# [Exercise]
Copy verbatim the lines of the data below, from the line containing "List all visible" through the line containing "x-tick-label: เม.ย. - มิ.ย.: [590, 1236, 723, 1266]", with both lines included.

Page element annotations
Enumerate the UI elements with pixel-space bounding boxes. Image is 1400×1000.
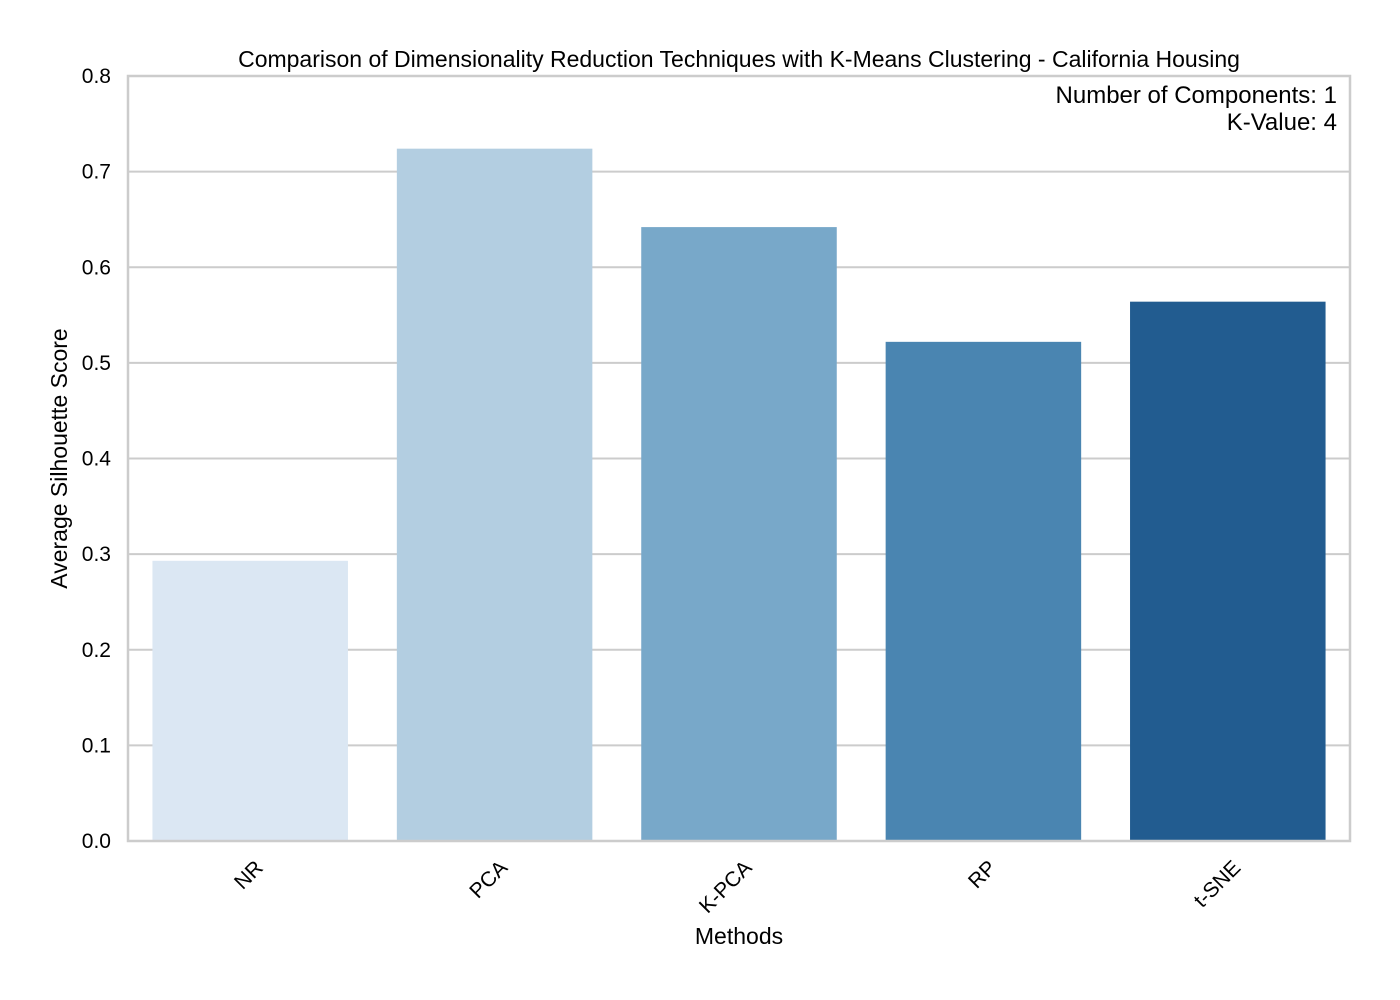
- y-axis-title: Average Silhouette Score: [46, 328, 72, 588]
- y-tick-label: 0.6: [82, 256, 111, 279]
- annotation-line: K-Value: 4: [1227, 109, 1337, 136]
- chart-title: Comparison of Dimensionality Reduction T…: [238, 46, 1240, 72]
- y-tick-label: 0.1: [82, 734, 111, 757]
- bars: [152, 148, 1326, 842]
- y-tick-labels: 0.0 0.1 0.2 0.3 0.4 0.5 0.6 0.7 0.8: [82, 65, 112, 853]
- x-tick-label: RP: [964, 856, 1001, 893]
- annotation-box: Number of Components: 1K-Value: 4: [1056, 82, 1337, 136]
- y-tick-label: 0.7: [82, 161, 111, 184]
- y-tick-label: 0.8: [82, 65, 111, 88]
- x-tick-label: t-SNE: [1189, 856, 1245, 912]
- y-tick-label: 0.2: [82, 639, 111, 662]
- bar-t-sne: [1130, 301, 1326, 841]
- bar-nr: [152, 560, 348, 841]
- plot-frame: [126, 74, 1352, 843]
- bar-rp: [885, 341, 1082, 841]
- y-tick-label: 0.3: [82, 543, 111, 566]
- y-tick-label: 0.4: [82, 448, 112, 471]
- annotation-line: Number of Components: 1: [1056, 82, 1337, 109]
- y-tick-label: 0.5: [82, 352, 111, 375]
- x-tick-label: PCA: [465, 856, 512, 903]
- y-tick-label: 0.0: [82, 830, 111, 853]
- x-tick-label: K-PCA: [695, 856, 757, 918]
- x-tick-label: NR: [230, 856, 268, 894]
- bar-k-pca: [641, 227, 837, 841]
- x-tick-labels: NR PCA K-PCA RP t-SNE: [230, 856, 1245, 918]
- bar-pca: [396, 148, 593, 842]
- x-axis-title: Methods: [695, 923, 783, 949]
---
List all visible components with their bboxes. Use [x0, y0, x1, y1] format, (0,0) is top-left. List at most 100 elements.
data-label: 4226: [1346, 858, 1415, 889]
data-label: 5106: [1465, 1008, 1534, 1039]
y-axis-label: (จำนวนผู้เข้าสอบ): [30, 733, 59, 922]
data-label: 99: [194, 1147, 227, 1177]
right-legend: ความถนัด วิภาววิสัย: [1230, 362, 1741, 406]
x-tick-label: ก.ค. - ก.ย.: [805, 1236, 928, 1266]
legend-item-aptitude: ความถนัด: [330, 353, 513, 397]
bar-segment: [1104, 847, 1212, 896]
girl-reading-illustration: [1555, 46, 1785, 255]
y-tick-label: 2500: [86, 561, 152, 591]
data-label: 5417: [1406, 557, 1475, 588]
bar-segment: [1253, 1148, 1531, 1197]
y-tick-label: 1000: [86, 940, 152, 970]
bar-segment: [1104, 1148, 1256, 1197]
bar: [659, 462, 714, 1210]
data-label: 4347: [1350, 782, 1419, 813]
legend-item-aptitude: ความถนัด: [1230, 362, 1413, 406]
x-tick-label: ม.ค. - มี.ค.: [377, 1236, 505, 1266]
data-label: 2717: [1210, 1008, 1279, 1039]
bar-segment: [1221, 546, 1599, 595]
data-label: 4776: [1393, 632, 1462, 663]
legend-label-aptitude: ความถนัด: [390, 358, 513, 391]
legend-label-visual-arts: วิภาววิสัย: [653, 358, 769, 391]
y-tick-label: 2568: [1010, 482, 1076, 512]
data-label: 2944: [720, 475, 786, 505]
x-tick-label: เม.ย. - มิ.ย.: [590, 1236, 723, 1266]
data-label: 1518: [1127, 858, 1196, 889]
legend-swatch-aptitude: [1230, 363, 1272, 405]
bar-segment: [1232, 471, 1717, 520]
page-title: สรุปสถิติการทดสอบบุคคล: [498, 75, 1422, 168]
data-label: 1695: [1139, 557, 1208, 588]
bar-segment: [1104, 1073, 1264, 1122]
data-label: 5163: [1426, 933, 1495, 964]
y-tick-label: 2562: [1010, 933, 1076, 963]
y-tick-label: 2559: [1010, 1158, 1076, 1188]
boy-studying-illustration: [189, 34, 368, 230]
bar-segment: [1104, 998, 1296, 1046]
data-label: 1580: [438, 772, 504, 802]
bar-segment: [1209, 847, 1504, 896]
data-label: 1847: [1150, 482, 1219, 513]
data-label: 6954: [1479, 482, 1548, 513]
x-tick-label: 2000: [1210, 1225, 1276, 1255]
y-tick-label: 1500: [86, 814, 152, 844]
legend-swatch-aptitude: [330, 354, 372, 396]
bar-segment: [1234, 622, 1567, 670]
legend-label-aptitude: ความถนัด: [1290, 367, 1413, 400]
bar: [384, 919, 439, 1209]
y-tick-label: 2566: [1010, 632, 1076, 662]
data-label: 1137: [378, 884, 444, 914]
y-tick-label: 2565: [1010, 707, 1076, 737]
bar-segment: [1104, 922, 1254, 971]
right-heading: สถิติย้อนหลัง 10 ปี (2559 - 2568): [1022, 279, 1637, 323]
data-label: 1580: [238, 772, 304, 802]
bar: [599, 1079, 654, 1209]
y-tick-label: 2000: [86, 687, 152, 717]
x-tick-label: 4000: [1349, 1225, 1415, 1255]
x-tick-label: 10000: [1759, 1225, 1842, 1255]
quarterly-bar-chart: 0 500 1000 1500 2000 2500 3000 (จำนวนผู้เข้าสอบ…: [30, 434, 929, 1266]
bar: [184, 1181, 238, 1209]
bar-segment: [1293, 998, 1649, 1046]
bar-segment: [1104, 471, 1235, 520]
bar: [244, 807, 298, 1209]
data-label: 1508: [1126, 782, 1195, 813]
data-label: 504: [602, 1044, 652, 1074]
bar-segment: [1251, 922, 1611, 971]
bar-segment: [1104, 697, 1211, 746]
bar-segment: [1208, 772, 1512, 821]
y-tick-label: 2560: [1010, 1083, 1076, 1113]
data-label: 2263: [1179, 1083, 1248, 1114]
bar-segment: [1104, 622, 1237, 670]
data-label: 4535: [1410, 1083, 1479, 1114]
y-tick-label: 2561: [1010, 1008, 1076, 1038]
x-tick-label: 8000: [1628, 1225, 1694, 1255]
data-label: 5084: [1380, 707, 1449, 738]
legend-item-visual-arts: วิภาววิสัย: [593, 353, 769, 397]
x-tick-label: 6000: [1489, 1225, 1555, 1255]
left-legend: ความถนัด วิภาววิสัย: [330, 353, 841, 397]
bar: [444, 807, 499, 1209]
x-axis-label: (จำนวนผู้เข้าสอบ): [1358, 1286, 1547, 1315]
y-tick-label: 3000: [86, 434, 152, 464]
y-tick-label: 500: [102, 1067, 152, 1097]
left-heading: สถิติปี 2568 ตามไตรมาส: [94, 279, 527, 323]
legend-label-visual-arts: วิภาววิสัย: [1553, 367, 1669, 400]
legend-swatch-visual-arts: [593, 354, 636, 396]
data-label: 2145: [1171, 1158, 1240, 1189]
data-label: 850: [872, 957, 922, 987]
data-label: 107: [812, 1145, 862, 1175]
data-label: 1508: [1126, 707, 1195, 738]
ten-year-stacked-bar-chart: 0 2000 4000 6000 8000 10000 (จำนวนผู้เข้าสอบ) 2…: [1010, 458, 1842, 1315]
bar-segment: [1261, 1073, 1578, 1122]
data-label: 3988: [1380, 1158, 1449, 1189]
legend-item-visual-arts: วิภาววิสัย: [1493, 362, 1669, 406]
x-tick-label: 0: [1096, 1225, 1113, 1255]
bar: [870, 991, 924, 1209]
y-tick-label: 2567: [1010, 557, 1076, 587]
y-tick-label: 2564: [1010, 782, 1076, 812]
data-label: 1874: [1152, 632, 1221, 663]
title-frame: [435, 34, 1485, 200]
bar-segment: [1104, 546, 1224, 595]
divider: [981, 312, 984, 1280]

# [Answer to the exercise]
List all visible components with their bboxes. Use [x0, y0, x1, y1] format, (0,0) is top-left. List at most 100 elements.
data-label: 4226: [1346, 858, 1415, 889]
data-label: 5106: [1465, 1008, 1534, 1039]
y-axis-label: (จำนวนผู้เข้าสอบ): [30, 733, 59, 922]
data-label: 99: [194, 1147, 227, 1177]
right-legend: ความถนัด วิภาววิสัย: [1230, 362, 1741, 406]
x-tick-label: ก.ค. - ก.ย.: [805, 1236, 928, 1266]
legend-item-aptitude: ความถนัด: [330, 353, 513, 397]
bar-segment: [1104, 847, 1212, 896]
girl-reading-illustration: [1555, 46, 1785, 255]
y-tick-label: 2500: [86, 561, 152, 591]
data-label: 5417: [1406, 557, 1475, 588]
bar-segment: [1253, 1148, 1531, 1197]
y-tick-label: 1000: [86, 940, 152, 970]
bar-segment: [1104, 1148, 1256, 1197]
bar: [659, 462, 714, 1210]
data-label: 4347: [1350, 782, 1419, 813]
legend-item-aptitude: ความถนัด: [1230, 362, 1413, 406]
x-tick-label: ม.ค. - มี.ค.: [377, 1236, 505, 1266]
data-label: 2717: [1210, 1008, 1279, 1039]
bar-segment: [1221, 546, 1599, 595]
data-label: 4776: [1393, 632, 1462, 663]
legend-label-aptitude: ความถนัด: [390, 358, 513, 391]
legend-label-visual-arts: วิภาววิสัย: [653, 358, 769, 391]
y-tick-label: 2568: [1010, 482, 1076, 512]
data-label: 2944: [720, 475, 786, 505]
x-tick-label: เม.ย. - มิ.ย.: [590, 1236, 723, 1266]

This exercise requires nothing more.